> [What you are asked to do]
Write out each line of the material again, word for word.

*****

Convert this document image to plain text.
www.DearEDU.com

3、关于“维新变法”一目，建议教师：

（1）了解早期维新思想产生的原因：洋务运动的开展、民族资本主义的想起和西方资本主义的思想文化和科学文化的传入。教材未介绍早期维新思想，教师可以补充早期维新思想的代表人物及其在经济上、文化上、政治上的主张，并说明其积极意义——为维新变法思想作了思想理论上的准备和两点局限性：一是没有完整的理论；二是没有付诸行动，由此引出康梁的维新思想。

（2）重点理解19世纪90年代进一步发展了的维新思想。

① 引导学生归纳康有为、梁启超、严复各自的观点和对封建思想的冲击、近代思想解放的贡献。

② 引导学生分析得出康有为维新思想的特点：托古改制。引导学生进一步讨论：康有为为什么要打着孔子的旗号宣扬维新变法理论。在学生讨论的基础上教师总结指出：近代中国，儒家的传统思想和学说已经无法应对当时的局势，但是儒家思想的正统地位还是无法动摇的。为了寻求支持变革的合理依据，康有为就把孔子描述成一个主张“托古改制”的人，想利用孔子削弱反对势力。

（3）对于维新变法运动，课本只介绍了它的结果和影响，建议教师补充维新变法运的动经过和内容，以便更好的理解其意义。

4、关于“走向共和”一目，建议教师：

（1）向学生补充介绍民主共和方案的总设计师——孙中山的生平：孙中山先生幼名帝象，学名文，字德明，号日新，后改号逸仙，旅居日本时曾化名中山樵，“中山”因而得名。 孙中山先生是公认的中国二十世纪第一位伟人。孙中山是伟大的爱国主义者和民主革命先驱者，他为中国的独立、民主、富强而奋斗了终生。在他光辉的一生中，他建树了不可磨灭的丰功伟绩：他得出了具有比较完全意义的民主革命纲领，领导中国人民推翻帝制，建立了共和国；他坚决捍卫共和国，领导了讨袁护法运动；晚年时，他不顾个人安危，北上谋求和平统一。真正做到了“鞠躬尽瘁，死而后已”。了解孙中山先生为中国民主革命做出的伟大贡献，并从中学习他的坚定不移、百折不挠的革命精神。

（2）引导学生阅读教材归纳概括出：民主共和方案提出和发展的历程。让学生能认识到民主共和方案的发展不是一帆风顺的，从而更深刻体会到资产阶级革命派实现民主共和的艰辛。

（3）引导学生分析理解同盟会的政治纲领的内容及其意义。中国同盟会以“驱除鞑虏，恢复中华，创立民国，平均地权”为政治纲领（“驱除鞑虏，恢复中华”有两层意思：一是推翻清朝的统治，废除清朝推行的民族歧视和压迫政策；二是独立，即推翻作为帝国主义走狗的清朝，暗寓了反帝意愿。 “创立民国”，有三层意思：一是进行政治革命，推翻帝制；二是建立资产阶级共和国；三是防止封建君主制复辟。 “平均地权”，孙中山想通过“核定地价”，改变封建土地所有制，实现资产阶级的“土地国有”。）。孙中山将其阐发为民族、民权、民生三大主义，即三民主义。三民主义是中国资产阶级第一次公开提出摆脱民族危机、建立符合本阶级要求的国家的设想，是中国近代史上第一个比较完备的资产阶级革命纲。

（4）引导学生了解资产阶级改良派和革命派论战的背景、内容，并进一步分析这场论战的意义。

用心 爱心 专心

*****

> [Result of this task]
Convert this document image to plain text.
www.DearEDU.com

3、关于“维新变法”一目，建议教师：

（1）了解早期维新思想产生的原因：洋务运动的开展、民族资本主义的想起和西方资本主义的思想文化和科学文化的传入。教材未介绍早期维新思想，教师可以补充早期维新思想的代表人物及其在经济上、文化上、政治上的主张，并说明其积极意义——为维新变法思想作了思想理论上的准备和两点局限性：一是没有完整的理论；二是没有付诸行动，由此引出康梁的维新思想。

（2）重点理解19世纪90年代进一步发展了的维新思想。

① 引导学生归纳康有为、梁启超、严复各自的观点和对封建思想的冲击、近代思想解放的贡献。

② 引导学生分析得出康有为维新思想的特点：托古改制。引导学生进一步讨论：康有为为什么要打着孔子的旗号宣扬维新变法理论。在学生讨论的基础上教师总结指出：近代中国，儒家的传统思想和学说已经无法应对当时的局势，但是儒家思想的正统地位还是无法动摇的。为了寻求支持变革的合理依据，康有为就把孔子描述成一个主张“托古改制”的人，想利用孔子削弱反对势力。

（3）对于维新变法运动，课本只介绍了它的结果和影响，建议教师补充维新变法运的动经过和内容，以便更好的理解其意义。

4、关于“走向共和”一目，建议教师：

（1）向学生补充介绍民主共和方案的总设计师——孙中山的生平：孙中山先生幼名帝象，学名文，字德明，号日新，后改号逸仙，旅居日本时曾化名中山樵，“中山”因而得名。 孙中山先生是公认的中国二十世纪第一位伟人。孙中山是伟大的爱国主义者和民主革命先驱者，他为中国的独立、民主、富强而奋斗了终生。在他光辉的一生中，他建树了不可磨灭的丰功伟绩：他得出了具有比较完全意义的民主革命纲领，领导中国人民推翻帝制，建立了共和国；他坚决捍卫共和国，领导了讨袁护法运动；晚年时，他不顾个人安危，北上谋求和平统一。真正做到了“鞠躬尽瘁，死而后已”。了解孙中山先生为中国民主革命做出的伟大贡献，并从中学习他的坚定不移、百折不挠的革命精神。

（2）引导学生阅读教材归纳概括出：民主共和方案提出和发展的历程。让学生能认识到民主共和方案的发展不是一帆风顺的，从而更深刻体会到资产阶级革命派实现民主共和的艰辛。

（3）引导学生分析理解同盟会的政治纲领的内容及其意义。中国同盟会以“驱除鞑虏，恢复中华，创立民国，平均地权”为政治纲领（“驱除鞑虏，恢复中华”有两层意思：一是推翻清朝的统治，废除清朝推行的民族歧视和压迫政策；二是独立，即推翻作为帝国主义走狗的清朝，暗寓了反帝意愿。 “创立民国”，有三层意思：一是进行政治革命，推翻帝制；二是建立资产阶级共和国；三是防止封建君主制复辟。 “平均地权”，孙中山想通过“核定地价”，改变封建土地所有制，实现资产阶级的“土地国有”。）。孙中山将其阐发为民族、民权、民生三大主义，即三民主义。三民主义是中国资产阶级第一次公开提出摆脱民族危机、建立符合本阶级要求的国家的设想，是中国近代史上第一个比较完备的资产阶级革命纲。

（4）引导学生了解资产阶级改良派和革命派论战的背景、内容，并进一步分析这场论战的意义。

用心 爱心 专心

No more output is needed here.